▶ _WHAT IS NEEDED_
Show all lines of the listing that hold the word "discussion".
==== PROVIDED ENTRIES ====
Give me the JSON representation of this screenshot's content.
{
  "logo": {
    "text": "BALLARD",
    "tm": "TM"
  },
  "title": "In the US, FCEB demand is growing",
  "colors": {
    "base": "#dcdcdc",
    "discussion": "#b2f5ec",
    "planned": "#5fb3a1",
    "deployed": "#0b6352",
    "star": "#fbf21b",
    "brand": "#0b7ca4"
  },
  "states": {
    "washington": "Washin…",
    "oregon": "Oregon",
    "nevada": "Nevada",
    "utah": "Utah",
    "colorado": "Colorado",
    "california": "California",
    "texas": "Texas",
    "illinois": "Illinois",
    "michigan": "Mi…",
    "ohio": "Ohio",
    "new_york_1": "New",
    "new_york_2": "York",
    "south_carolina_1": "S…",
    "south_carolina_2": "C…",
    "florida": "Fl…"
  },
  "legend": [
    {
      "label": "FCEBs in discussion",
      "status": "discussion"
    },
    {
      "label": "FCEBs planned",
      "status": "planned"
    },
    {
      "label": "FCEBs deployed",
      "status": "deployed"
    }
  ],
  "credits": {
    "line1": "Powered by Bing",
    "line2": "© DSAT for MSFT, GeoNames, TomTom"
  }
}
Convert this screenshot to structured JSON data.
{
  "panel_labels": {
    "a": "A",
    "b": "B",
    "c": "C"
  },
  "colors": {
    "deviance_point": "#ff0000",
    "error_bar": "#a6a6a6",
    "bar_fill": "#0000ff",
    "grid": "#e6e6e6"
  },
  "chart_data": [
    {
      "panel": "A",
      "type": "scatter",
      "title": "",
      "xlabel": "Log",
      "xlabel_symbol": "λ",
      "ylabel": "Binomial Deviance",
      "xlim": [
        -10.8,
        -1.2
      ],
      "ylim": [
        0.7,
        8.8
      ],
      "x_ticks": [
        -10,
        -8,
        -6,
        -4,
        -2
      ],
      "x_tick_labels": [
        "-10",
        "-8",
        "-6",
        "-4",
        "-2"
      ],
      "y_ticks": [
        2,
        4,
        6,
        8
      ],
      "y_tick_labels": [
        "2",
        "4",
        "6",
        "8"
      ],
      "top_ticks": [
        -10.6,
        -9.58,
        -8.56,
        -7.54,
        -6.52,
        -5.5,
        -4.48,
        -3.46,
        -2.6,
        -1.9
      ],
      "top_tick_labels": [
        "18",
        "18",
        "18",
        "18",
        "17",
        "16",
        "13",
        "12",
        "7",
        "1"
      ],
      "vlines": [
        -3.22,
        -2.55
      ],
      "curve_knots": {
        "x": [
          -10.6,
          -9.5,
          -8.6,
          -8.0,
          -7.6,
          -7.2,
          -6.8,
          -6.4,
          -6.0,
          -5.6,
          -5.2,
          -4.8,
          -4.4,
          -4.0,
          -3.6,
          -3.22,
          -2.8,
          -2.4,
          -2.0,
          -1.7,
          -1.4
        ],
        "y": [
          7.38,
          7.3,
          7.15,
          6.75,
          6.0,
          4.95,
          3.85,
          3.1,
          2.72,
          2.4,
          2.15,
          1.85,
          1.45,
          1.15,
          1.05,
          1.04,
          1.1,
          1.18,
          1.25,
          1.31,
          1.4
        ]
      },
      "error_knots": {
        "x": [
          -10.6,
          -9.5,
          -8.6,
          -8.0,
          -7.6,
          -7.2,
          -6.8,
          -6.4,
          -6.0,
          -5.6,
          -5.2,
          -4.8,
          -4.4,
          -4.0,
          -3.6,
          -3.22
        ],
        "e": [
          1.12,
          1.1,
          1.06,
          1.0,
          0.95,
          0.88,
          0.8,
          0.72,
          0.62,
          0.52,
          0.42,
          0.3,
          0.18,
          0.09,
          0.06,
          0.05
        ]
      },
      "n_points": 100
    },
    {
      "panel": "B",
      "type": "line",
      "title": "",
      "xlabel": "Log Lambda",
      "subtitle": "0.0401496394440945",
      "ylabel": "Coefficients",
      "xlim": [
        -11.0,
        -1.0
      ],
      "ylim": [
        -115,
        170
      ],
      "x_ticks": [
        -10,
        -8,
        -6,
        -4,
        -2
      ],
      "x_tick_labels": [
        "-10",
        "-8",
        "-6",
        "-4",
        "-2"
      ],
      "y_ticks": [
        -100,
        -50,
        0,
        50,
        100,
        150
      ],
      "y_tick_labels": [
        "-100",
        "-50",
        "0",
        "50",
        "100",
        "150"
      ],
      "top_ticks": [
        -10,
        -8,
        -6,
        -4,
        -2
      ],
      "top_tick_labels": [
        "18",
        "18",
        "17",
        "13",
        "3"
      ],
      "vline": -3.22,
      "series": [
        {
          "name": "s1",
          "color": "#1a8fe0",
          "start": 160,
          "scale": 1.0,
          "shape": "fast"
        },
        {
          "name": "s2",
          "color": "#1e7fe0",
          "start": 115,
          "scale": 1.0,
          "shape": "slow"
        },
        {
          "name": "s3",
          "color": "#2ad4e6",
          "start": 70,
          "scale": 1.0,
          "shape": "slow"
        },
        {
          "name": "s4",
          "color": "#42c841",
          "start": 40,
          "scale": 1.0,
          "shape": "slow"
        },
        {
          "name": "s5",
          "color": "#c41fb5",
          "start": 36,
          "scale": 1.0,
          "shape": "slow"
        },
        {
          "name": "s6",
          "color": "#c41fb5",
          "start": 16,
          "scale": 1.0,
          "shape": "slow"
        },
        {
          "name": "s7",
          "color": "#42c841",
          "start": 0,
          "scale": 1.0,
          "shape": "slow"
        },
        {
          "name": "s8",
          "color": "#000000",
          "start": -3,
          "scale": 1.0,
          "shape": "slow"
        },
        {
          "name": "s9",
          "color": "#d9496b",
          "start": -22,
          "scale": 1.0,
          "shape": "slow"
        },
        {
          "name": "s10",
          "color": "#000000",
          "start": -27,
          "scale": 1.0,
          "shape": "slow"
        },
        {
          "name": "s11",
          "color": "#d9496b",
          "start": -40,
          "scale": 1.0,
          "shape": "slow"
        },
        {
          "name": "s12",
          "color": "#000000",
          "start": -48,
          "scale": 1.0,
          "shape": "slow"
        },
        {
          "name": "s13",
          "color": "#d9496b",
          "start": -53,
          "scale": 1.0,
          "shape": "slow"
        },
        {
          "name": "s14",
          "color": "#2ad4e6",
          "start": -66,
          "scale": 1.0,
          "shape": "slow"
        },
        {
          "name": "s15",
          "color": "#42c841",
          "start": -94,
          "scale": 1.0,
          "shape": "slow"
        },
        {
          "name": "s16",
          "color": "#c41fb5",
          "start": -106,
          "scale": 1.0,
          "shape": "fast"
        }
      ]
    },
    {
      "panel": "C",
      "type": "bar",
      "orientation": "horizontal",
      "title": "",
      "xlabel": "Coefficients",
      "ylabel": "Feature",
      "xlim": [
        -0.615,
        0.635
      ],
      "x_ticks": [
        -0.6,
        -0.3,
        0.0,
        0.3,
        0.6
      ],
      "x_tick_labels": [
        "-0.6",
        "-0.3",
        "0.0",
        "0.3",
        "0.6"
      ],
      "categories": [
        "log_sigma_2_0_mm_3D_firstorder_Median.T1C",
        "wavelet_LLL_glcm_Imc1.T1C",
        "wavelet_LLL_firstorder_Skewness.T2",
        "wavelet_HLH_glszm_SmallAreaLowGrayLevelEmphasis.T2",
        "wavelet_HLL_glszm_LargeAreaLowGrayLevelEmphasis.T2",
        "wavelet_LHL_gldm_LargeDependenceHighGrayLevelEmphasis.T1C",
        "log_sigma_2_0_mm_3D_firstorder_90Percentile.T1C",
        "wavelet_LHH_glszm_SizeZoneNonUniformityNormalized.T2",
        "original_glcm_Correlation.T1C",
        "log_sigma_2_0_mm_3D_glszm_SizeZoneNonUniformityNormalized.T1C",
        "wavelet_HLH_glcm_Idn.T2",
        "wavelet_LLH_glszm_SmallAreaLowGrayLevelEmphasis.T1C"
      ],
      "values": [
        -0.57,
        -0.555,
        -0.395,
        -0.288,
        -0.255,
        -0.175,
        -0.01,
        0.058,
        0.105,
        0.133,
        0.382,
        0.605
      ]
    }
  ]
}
====
▶ _OUTPUT FOR THIS TASK_
    "discussion": "#b2f5ec",
      "label": "FCEBs in discussion",
      "status": "discussion"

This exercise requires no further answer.